Input for this task:
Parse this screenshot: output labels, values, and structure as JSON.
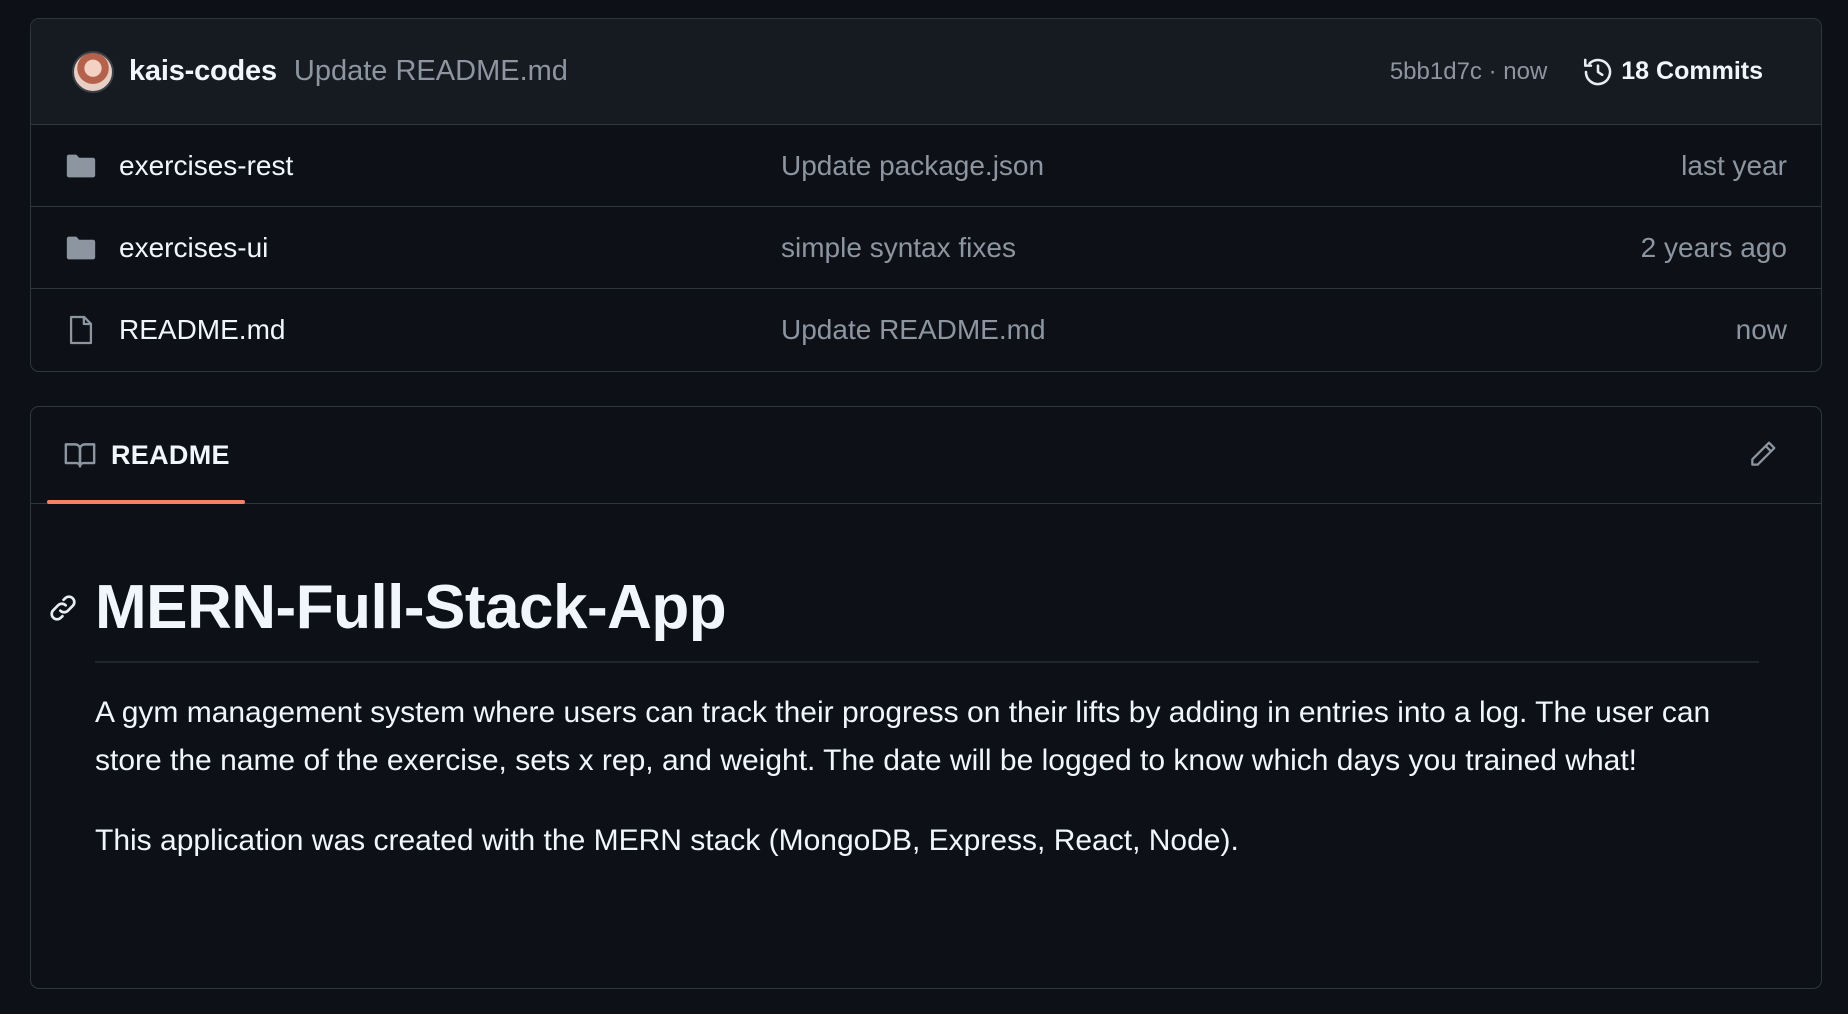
{
  "commit_bar": {
    "author": "kais-codes",
    "message": "Update README.md",
    "sha_time": "5bb1d7c · now",
    "commits_label": "18 Commits"
  },
  "files": [
    {
      "name": "exercises-rest",
      "type": "folder",
      "commit": "Update package.json",
      "time": "last year"
    },
    {
      "name": "exercises-ui",
      "type": "folder",
      "commit": "simple syntax fixes",
      "time": "2 years ago"
    },
    {
      "name": "README.md",
      "type": "file",
      "commit": "Update README.md",
      "time": "now"
    }
  ],
  "readme": {
    "tab_label": "README",
    "title": "MERN-Full-Stack-App",
    "paragraphs": [
      "A gym management system where users can track their progress on their lifts by adding in entries into a log. The user can store the name of the exercise, sets x rep, and weight. The date will be logged to know which days you trained what!",
      "This application was created with the MERN stack (MongoDB, Express, React, Node)."
    ]
  },
  "icons": {
    "folder": "folder-icon",
    "file": "file-icon",
    "history": "history-icon",
    "book": "book-icon",
    "edit": "pencil-icon",
    "anchor": "link-icon"
  },
  "colors": {
    "background": "#0d1117",
    "header_bg": "#161b22",
    "border": "#30363d",
    "muted_text": "#8d96a0",
    "tab_accent": "#f78166"
  }
}
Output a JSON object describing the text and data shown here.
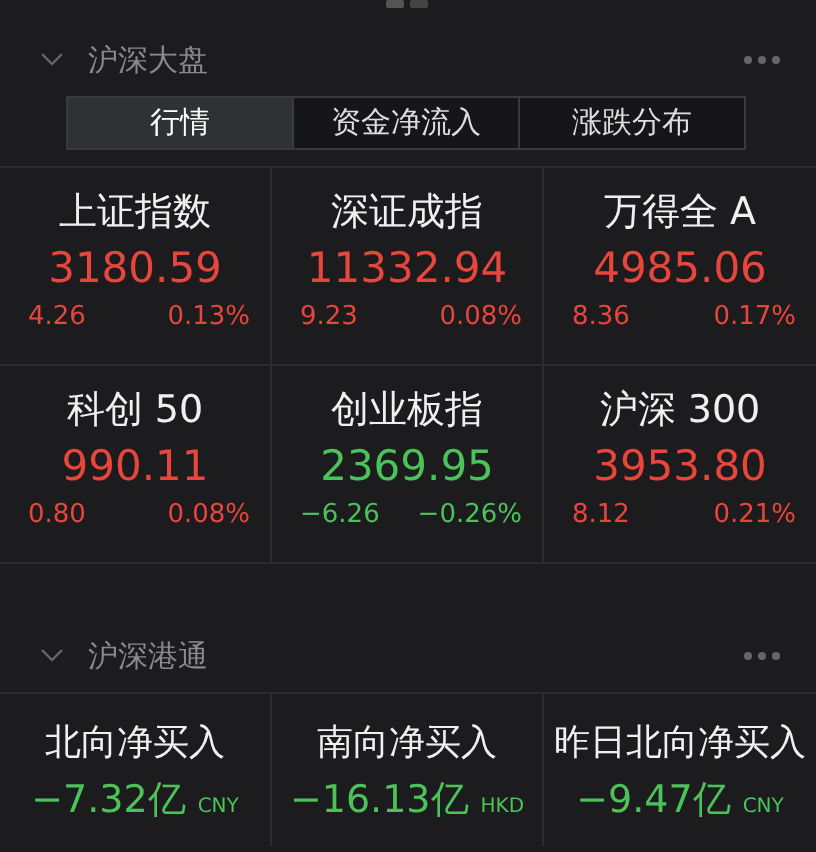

Work required: Without including any pictures, please restate all the records exactly.

Complete response:
Parse this screenshot: output labels, values, and structure as JSON.
{
  "commit_bar": {
    "author": "kais-codes",
    "message": "Update README.md",
    "sha_time": "5bb1d7c · now",
    "commits_label": "18 Commits"
  },
  "files": [
    {
      "name": "exercises-rest",
      "type": "folder",
      "commit": "Update package.json",
      "time": "last year"
    },
    {
      "name": "exercises-ui",
      "type": "folder",
      "commit": "simple syntax fixes",
      "time": "2 years ago"
    },
    {
      "name": "README.md",
      "type": "file",
      "commit": "Update README.md",
      "time": "now"
    }
  ],
  "readme": {
    "tab_label": "README",
    "title": "MERN-Full-Stack-App",
    "paragraphs": [
      "A gym management system where users can track their progress on their lifts by adding in entries into a log. The user can store the name of the exercise, sets x rep, and weight. The date will be logged to know which days you trained what!",
      "This application was created with the MERN stack (MongoDB, Express, React, Node)."
    ]
  },
  "icons": {
    "folder": "folder-icon",
    "file": "file-icon",
    "history": "history-icon",
    "book": "book-icon",
    "edit": "pencil-icon",
    "anchor": "link-icon"
  },
  "colors": {
    "background": "#0d1117",
    "header_bg": "#161b22",
    "border": "#30363d",
    "muted_text": "#8d96a0",
    "tab_accent": "#f78166"
  }
}
Output a JSON object describing the text and data shown here.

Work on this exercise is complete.